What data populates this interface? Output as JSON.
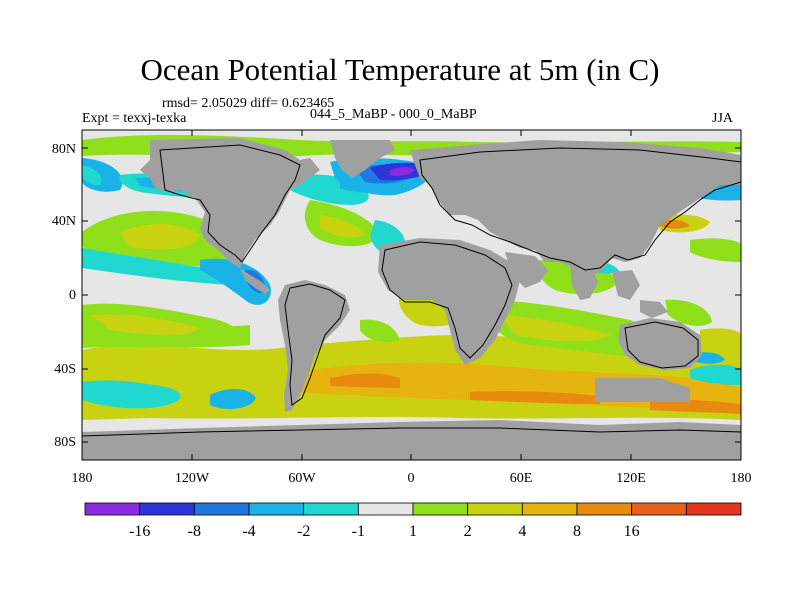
{
  "title": "Ocean Potential Temperature at 5m (in C)",
  "stats": "rmsd= 2.05029 diff= 0.623465",
  "experiment": "Expt = texxj-texka",
  "comparison": "044_5_MaBP - 000_0_MaBP",
  "season": "JJA",
  "axes": {
    "lat_labels": [
      "80N",
      "40N",
      "0",
      "40S",
      "80S"
    ],
    "lon_labels": [
      "180",
      "120W",
      "60W",
      "0",
      "60E",
      "120E",
      "180"
    ]
  },
  "colorbar": {
    "colors": [
      "#8a2be2",
      "#2b35d8",
      "#1e78e0",
      "#1ab3e8",
      "#20d8d0",
      "#e6e6e6",
      "#8fe01a",
      "#c9d210",
      "#e6b40e",
      "#e88a10",
      "#e8601a",
      "#e3361a"
    ],
    "labels": [
      "-16",
      "-8",
      "-4",
      "-2",
      "-1",
      "1",
      "2",
      "4",
      "8",
      "16"
    ]
  },
  "colors": {
    "land": "#a0a0a0",
    "neutral": "#e6e6e6"
  }
}
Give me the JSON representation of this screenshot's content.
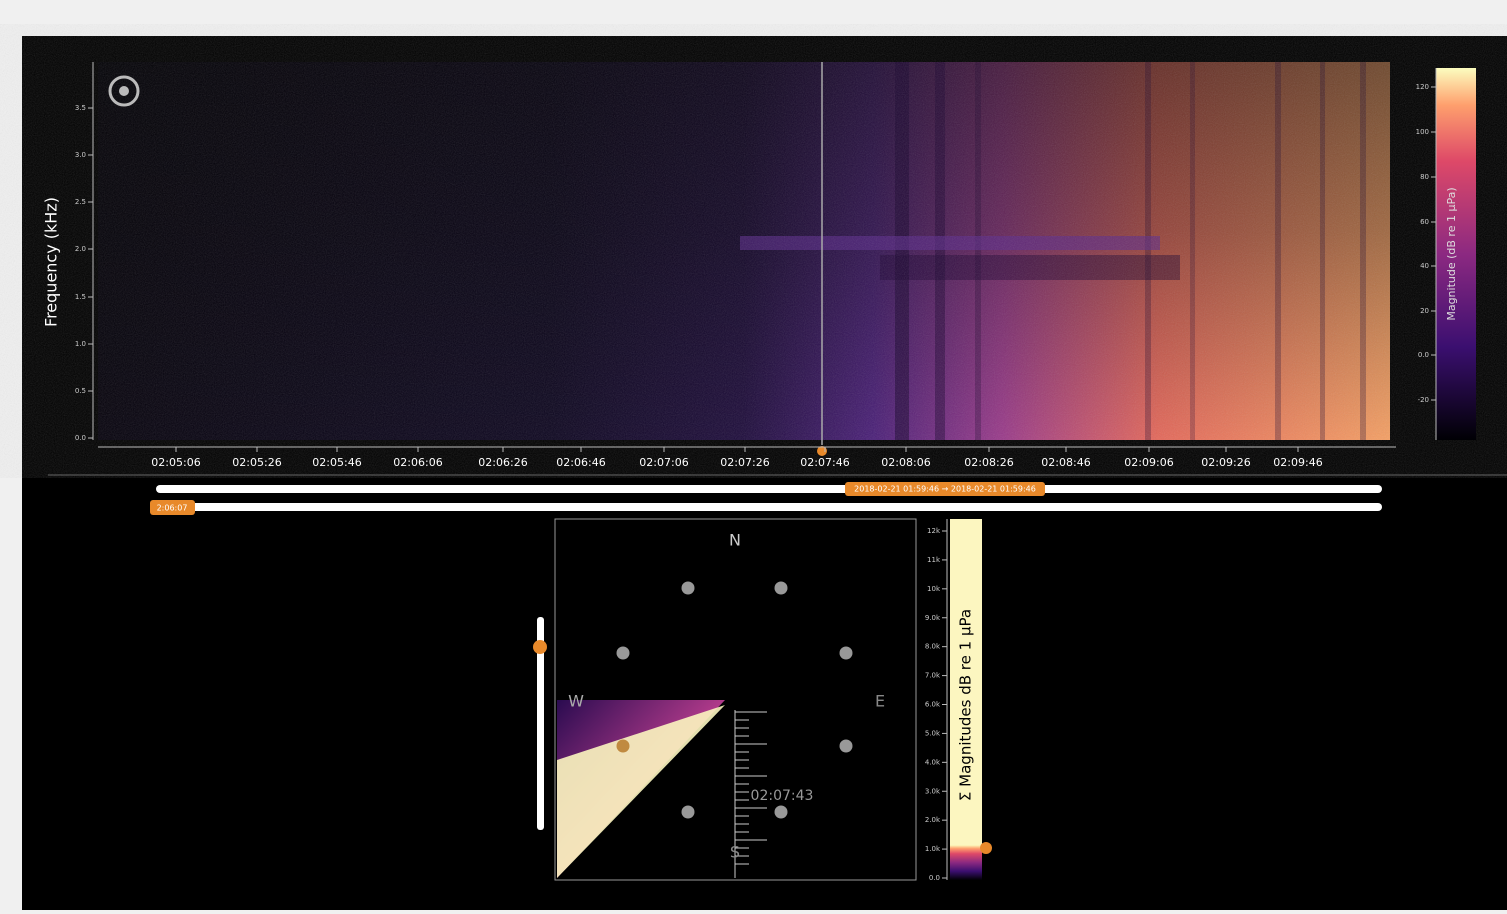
{
  "spectrogram": {
    "y_label": "Frequency (kHz)",
    "y_ticks": [
      "3.5",
      "3.0",
      "2.5",
      "2.0",
      "1.5",
      "1.0",
      "0.5",
      "0.0"
    ],
    "x_ticks": [
      "02:05:06",
      "02:05:26",
      "02:05:46",
      "02:06:06",
      "02:06:26",
      "02:06:46",
      "02:07:06",
      "02:07:26",
      "02:07:46",
      "02:08:06",
      "02:08:26",
      "02:08:46",
      "02:09:06",
      "02:09:26",
      "02:09:46"
    ],
    "colorbar": {
      "label": "Magnitude (dB re 1 µPa)",
      "ticks": [
        "120",
        "100",
        "80",
        "60",
        "40",
        "20",
        "0.0",
        "-20"
      ]
    }
  },
  "time_slider": {
    "range_label": "2018-02-21 01:59:46 → 2018-02-21 01:59:46",
    "handle_label": "2:06:07"
  },
  "polar": {
    "compass": {
      "north": "N",
      "east": "E",
      "south": "S",
      "west": "W"
    },
    "time_label": "02:07:43",
    "colorbar": {
      "label": "Σ Magnitudes dB re 1 µPa",
      "ticks": [
        "12k",
        "11k",
        "10k",
        "9.0k",
        "8.0k",
        "7.0k",
        "6.0k",
        "5.0k",
        "4.0k",
        "3.0k",
        "2.0k",
        "1.0k",
        "0.0"
      ]
    }
  }
}
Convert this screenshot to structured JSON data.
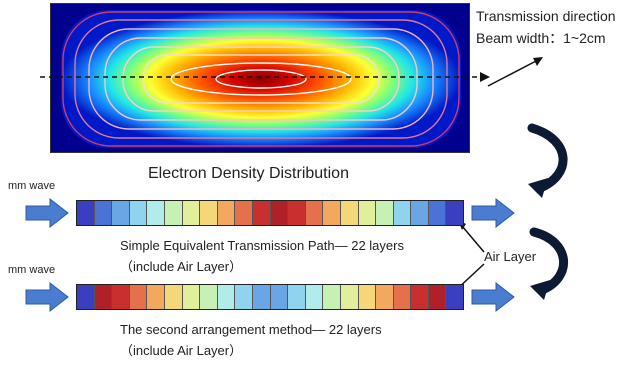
{
  "annotations": {
    "transmission_direction": "Transmission direction",
    "beam_width": "Beam width：1~2cm"
  },
  "title": "Electron Density Distribution",
  "input_label": "mm wave",
  "air_layer": "Air Layer",
  "strip1": {
    "caption_line1": "Simple Equivalent Transmission Path— 22 layers",
    "caption_line2": "（include Air Layer）",
    "colors": [
      "#3a3fbf",
      "#4b73d6",
      "#6aa6e6",
      "#8fd3ef",
      "#b2ecea",
      "#c6f0b4",
      "#e2ef9a",
      "#f3d778",
      "#f2a85f",
      "#e5704c",
      "#c8302f",
      "#b02028",
      "#c8302f",
      "#e5704c",
      "#f2a85f",
      "#f3d778",
      "#e2ef9a",
      "#c6f0b4",
      "#8fd3ef",
      "#6aa6e6",
      "#4b73d6",
      "#3a3fbf"
    ]
  },
  "strip2": {
    "caption_line1": "The second arrangement method— 22 layers",
    "caption_line2": "（include Air Layer）",
    "colors": [
      "#3a3fbf",
      "#b02028",
      "#c8302f",
      "#e5704c",
      "#f2a85f",
      "#f3d778",
      "#e2ef9a",
      "#c6f0b4",
      "#b2ecea",
      "#8fd3ef",
      "#6aa6e6",
      "#6aa6e6",
      "#8fd3ef",
      "#b2ecea",
      "#c6f0b4",
      "#e2ef9a",
      "#f3d778",
      "#f2a85f",
      "#e5704c",
      "#c8302f",
      "#b02028",
      "#3a3fbf"
    ]
  },
  "colors": {
    "arrow_fill": "#4a7dd0",
    "curved_arrow": "#0d1a33"
  }
}
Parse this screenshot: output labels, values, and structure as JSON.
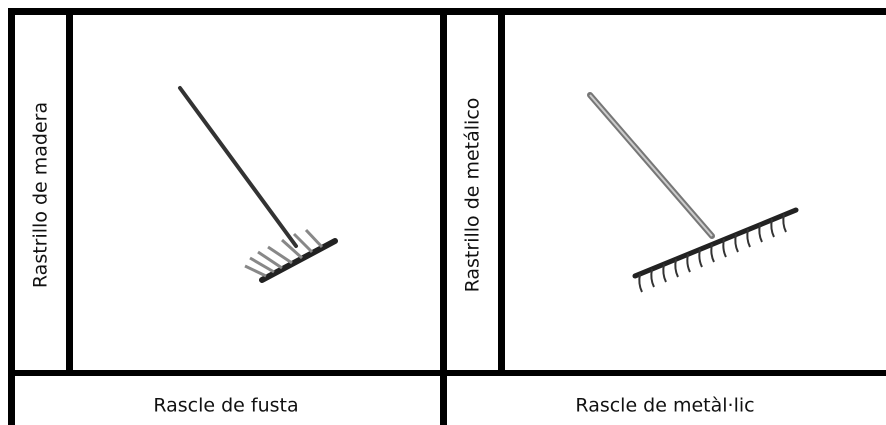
{
  "panels": [
    {
      "side_label": "Rastrillo de madera",
      "caption": "Rascle de fusta"
    },
    {
      "side_label": "Rastrillo de metálico",
      "caption": "Rascle de metàl·lic"
    }
  ]
}
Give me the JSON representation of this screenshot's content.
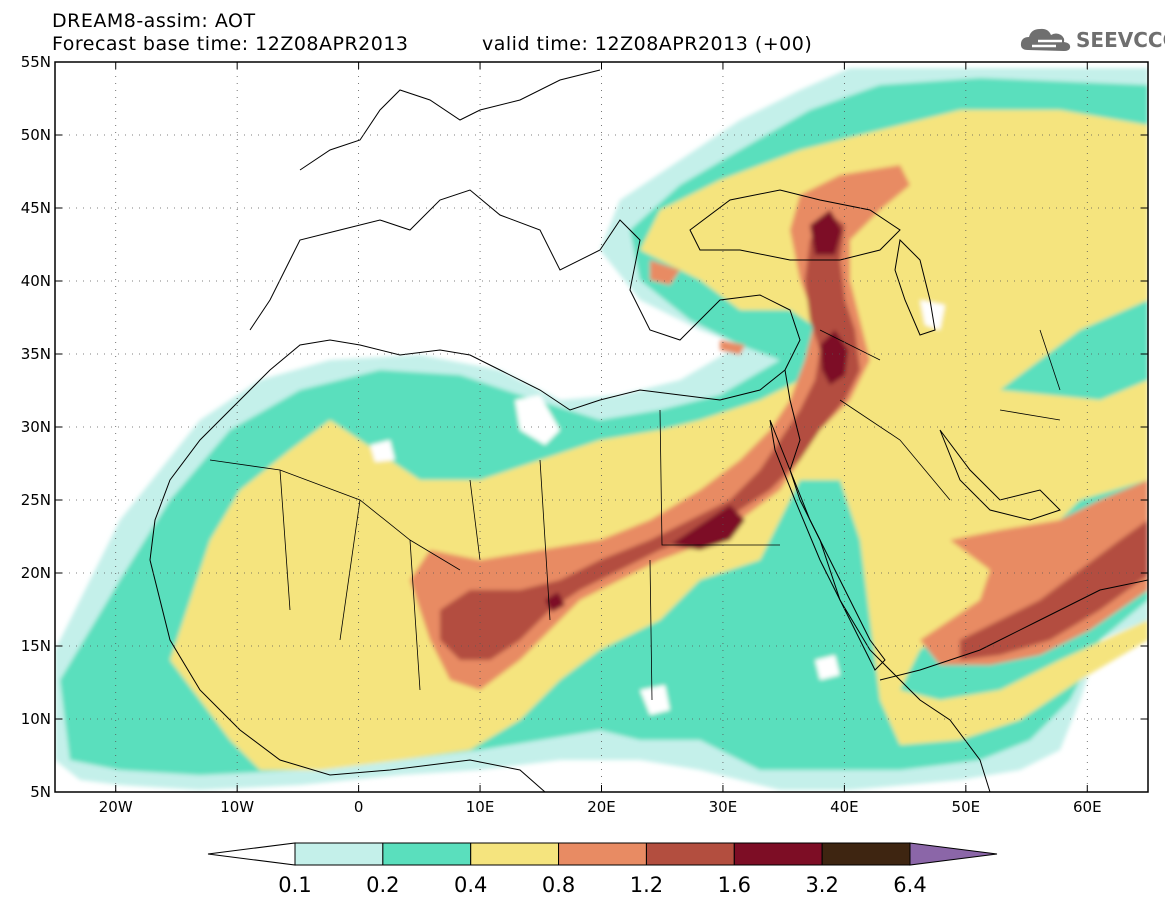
{
  "header": {
    "title_line1": "DREAM8-assim: AOT",
    "title_line2": "Forecast base time: 12Z08APR2013",
    "valid_time": "valid time: 12Z08APR2013 (+00)",
    "logo_text": "SEEVCCC"
  },
  "map": {
    "lat_ticks": [
      {
        "label": "55N",
        "value": 55
      },
      {
        "label": "50N",
        "value": 50
      },
      {
        "label": "45N",
        "value": 45
      },
      {
        "label": "40N",
        "value": 40
      },
      {
        "label": "35N",
        "value": 35
      },
      {
        "label": "30N",
        "value": 30
      },
      {
        "label": "25N",
        "value": 25
      },
      {
        "label": "20N",
        "value": 20
      },
      {
        "label": "15N",
        "value": 15
      },
      {
        "label": "10N",
        "value": 10
      },
      {
        "label": "5N",
        "value": 5
      }
    ],
    "lon_ticks": [
      {
        "label": "20W",
        "value": -20
      },
      {
        "label": "10W",
        "value": -10
      },
      {
        "label": "0",
        "value": 0
      },
      {
        "label": "10E",
        "value": 10
      },
      {
        "label": "20E",
        "value": 20
      },
      {
        "label": "30E",
        "value": 30
      },
      {
        "label": "40E",
        "value": 40
      },
      {
        "label": "50E",
        "value": 50
      },
      {
        "label": "60E",
        "value": 60
      }
    ],
    "lon_range": [
      -25,
      65
    ],
    "lat_range": [
      5,
      55
    ]
  },
  "colorbar": {
    "labels": [
      "0.1",
      "0.2",
      "0.4",
      "0.8",
      "1.2",
      "1.6",
      "3.2",
      "6.4"
    ],
    "colors": [
      "#ffffff",
      "#c4f0ea",
      "#5adfbd",
      "#f5e47e",
      "#e88b63",
      "#b34e3f",
      "#7d0d25",
      "#3e2511",
      "#8b66a8"
    ]
  }
}
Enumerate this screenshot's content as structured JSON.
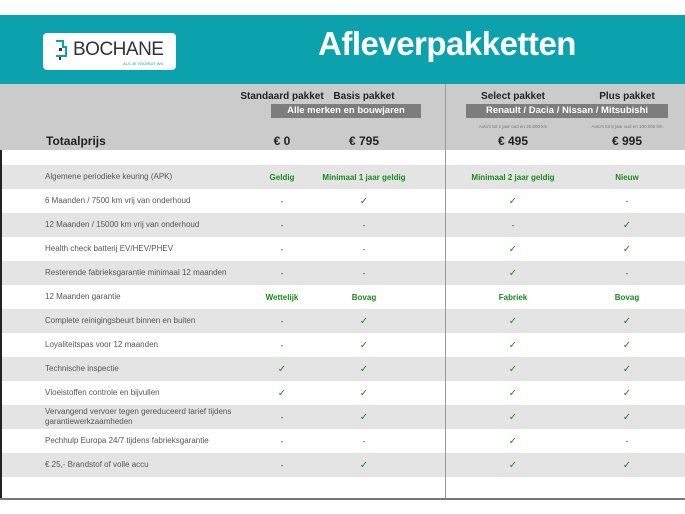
{
  "header": {
    "logo_text": "BOCHANE",
    "logo_tagline": "ALS JE VOORUIT WIL",
    "title": "Afleverpakketten",
    "brand_color": "#0ba2ad"
  },
  "packages": [
    {
      "name": "Standaard pakket",
      "price": "€ 0",
      "note": ""
    },
    {
      "name": "Basis pakket",
      "price": "€ 795",
      "note": ""
    },
    {
      "name": "Select pakket",
      "price": "€ 495",
      "note": "Auto's tot 1 jaar oud en 20.000 km"
    },
    {
      "name": "Plus pakket",
      "price": "€ 995",
      "note": "Auto's tot 5 jaar oud en 100.000 km"
    }
  ],
  "bands": [
    "Alle merken en bouwjaren",
    "Renault / Dacia / Nissan / Mitsubishi"
  ],
  "total_label": "Totaalprijs",
  "rows": [
    {
      "label": "Algemene periodieke keuring (APK)",
      "values": [
        "Geldig",
        "Minimaal 1 jaar geldig",
        "Minimaal 2 jaar geldig",
        "Nieuw"
      ]
    },
    {
      "label": "6 Maanden / 7500 km vrij van onderhoud",
      "values": [
        "-",
        "✓",
        "✓",
        "-"
      ]
    },
    {
      "label": "12 Maanden / 15000 km vrij van onderhoud",
      "values": [
        "-",
        "-",
        "-",
        "✓"
      ]
    },
    {
      "label": "Health check batterij EV/HEV/PHEV",
      "values": [
        "-",
        "-",
        "✓",
        "✓"
      ]
    },
    {
      "label": "Resterende fabrieksgarantie minimaal 12 maanden",
      "values": [
        "-",
        "-",
        "✓",
        "-"
      ]
    },
    {
      "label": "12 Maanden  garantie",
      "values": [
        "Wettelijk",
        "Bovag",
        "Fabriek",
        "Bovag"
      ]
    },
    {
      "label": "Complete reinigingsbeurt binnen en buiten",
      "values": [
        "-",
        "✓",
        "✓",
        "✓"
      ]
    },
    {
      "label": "Loyaliteitspas voor 12 maanden",
      "values": [
        "-",
        "✓",
        "✓",
        "✓"
      ]
    },
    {
      "label": "Technische inspectie",
      "values": [
        "✓",
        "✓",
        "✓",
        "✓"
      ]
    },
    {
      "label": "Vloeistoffen controle en bijvullen",
      "values": [
        "✓",
        "✓",
        "✓",
        "✓"
      ]
    },
    {
      "label": "Vervangend vervoer tegen gereduceerd tarief tijdens garantiewerkzaamheden",
      "values": [
        "-",
        "✓",
        "✓",
        "✓"
      ]
    },
    {
      "label": "Pechhulp Europa 24/7 tijdens fabrieksgarantie",
      "values": [
        "-",
        "-",
        "✓",
        "-"
      ]
    },
    {
      "label": "€ 25,- Brandstof of  volle accu",
      "values": [
        "-",
        "✓",
        "✓",
        "✓"
      ]
    }
  ]
}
_ _ _ _
Exercise - Your task is to collect every line above that contains the word "screenshot".

Full output -
Give me the JSON representation of this screenshot's content.
Convert this screenshot to structured JSON data.
Parse this screenshot: output labels, values, and structure as JSON.
Give me the JSON representation of this screenshot's content.
Enumerate this screenshot's content as structured JSON.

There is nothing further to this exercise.